__Task directions__. Return the whole listing exactly as it stands.

---------- Data for this task ----------

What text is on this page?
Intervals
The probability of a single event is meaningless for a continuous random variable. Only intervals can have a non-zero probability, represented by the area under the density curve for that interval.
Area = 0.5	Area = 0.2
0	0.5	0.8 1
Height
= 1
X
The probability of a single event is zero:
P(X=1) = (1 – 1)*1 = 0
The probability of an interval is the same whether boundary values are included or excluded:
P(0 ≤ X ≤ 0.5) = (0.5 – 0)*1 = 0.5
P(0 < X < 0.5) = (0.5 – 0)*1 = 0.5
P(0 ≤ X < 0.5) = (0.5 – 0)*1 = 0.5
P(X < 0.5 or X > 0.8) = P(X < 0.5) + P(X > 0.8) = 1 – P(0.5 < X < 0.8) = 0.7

----------

__Exercise output__.
What text is on this page?
Intervals
The probability of a single event is meaningless for a continuous random variable. Only intervals can have a non-zero probability, represented by the area under the density curve for that interval.
Area = 0.5	Area = 0.2
0	0.5	0.8 1
Height
= 1
X
The probability of a single event is zero:
P(X=1) = (1 – 1)*1 = 0
The probability of an interval is the same whether boundary values are included or excluded:
P(0 ≤ X ≤ 0.5) = (0.5 – 0)*1 = 0.5
P(0 < X < 0.5) = (0.5 – 0)*1 = 0.5
P(0 ≤ X < 0.5) = (0.5 – 0)*1 = 0.5
P(X < 0.5 or X > 0.8) = P(X < 0.5) + P(X > 0.8) = 1 – P(0.5 < X < 0.8) = 0.7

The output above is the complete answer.